▸ Records for this task
* * *

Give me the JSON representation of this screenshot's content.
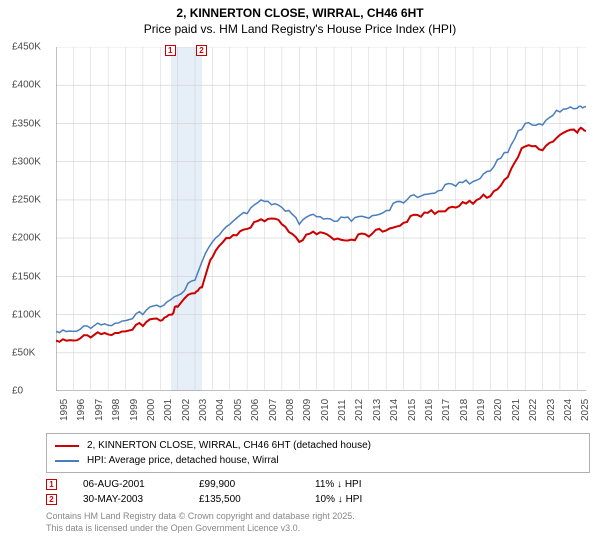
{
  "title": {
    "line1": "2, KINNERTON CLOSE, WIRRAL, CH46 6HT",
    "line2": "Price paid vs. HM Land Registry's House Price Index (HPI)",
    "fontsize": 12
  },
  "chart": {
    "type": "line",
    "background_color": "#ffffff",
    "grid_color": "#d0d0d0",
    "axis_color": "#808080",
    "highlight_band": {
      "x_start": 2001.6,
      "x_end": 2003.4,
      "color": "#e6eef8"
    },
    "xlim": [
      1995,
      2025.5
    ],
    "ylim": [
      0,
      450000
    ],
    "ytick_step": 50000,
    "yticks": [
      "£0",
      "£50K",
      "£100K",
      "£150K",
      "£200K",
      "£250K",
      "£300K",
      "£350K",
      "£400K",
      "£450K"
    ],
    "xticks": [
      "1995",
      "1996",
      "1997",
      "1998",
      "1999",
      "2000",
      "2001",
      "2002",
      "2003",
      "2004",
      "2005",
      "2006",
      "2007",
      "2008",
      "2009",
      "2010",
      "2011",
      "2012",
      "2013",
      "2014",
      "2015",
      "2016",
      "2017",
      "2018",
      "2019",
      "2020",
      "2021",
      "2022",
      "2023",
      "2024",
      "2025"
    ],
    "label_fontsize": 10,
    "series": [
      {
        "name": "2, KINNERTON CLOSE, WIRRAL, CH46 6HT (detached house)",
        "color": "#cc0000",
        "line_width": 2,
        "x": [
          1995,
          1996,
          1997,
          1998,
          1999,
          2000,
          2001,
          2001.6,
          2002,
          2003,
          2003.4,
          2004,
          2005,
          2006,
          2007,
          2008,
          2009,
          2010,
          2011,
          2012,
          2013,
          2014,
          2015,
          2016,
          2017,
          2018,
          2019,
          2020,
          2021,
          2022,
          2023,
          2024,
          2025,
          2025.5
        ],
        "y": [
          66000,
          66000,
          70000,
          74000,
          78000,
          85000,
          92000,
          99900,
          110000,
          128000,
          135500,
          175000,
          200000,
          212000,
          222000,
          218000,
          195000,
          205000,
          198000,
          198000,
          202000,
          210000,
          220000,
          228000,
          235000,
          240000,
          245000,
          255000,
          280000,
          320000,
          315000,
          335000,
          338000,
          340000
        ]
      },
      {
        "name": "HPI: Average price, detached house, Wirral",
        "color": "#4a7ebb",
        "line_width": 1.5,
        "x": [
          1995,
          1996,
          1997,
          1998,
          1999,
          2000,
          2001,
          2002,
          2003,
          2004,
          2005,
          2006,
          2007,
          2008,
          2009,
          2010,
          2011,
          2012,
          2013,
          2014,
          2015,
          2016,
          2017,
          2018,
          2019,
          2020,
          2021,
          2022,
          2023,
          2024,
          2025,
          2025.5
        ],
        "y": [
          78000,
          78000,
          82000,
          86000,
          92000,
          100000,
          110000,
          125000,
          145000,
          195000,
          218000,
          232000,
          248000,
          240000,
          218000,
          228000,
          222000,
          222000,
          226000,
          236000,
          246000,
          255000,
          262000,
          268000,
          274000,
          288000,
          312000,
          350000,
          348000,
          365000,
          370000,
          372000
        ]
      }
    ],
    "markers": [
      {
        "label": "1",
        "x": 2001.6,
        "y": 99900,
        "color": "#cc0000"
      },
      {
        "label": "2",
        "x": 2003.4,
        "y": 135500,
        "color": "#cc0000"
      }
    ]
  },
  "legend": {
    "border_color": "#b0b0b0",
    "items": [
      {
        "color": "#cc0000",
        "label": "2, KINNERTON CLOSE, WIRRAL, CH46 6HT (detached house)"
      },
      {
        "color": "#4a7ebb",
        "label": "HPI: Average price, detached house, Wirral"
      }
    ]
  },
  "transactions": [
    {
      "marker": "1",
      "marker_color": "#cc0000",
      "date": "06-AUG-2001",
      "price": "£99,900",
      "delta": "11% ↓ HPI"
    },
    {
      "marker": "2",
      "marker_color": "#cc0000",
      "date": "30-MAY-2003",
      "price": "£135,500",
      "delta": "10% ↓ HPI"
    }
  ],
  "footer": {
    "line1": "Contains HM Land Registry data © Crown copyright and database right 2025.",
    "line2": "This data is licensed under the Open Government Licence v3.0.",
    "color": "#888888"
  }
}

* * *

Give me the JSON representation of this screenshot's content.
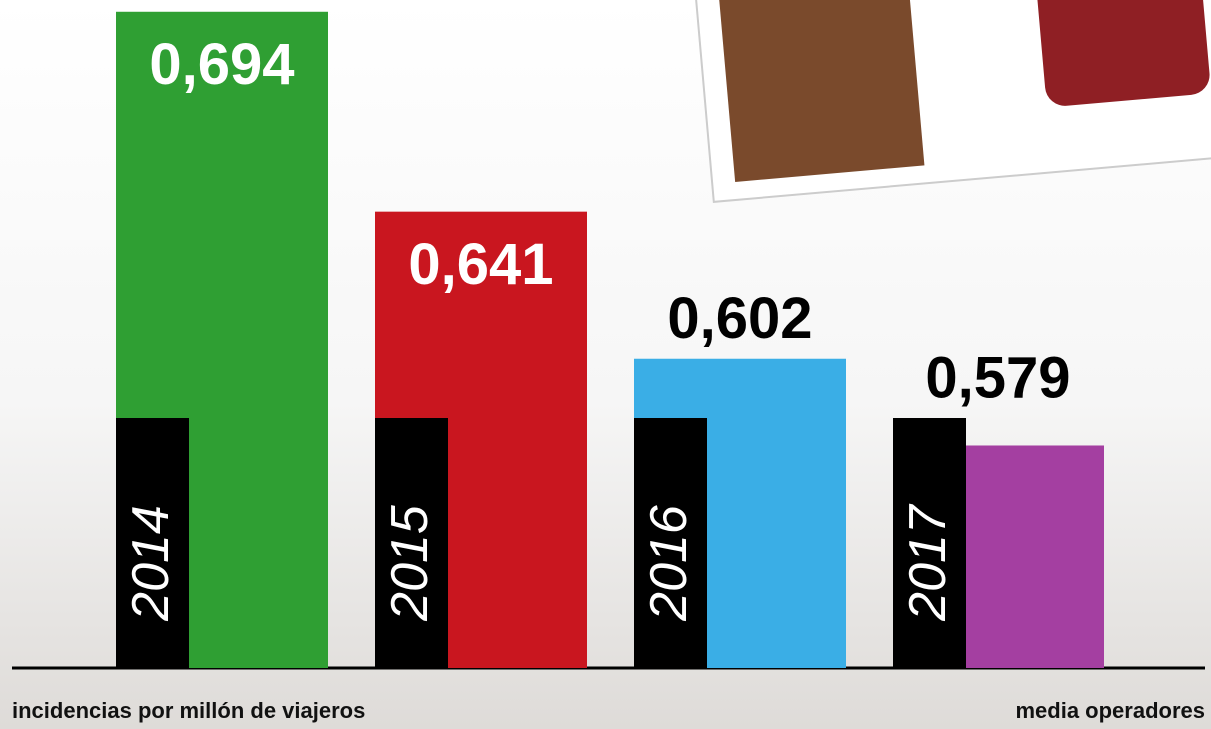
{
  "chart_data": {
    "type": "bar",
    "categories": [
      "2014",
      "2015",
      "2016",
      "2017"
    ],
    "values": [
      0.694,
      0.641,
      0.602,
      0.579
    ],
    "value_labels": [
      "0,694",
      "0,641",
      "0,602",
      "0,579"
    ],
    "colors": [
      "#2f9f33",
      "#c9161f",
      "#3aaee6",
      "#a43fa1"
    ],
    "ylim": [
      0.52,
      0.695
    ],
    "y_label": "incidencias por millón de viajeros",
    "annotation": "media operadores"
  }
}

* * *

Find all lines with "CLOSE" in them and copy each one.

    "line1": "2, KINNERTON CLOSE, WIRRAL, CH46 6HT",
        "name": "2, KINNERTON CLOSE, WIRRAL, CH46 6HT (detached house)",
        "label": "2, KINNERTON CLOSE, WIRRAL, CH46 6HT (detached house)"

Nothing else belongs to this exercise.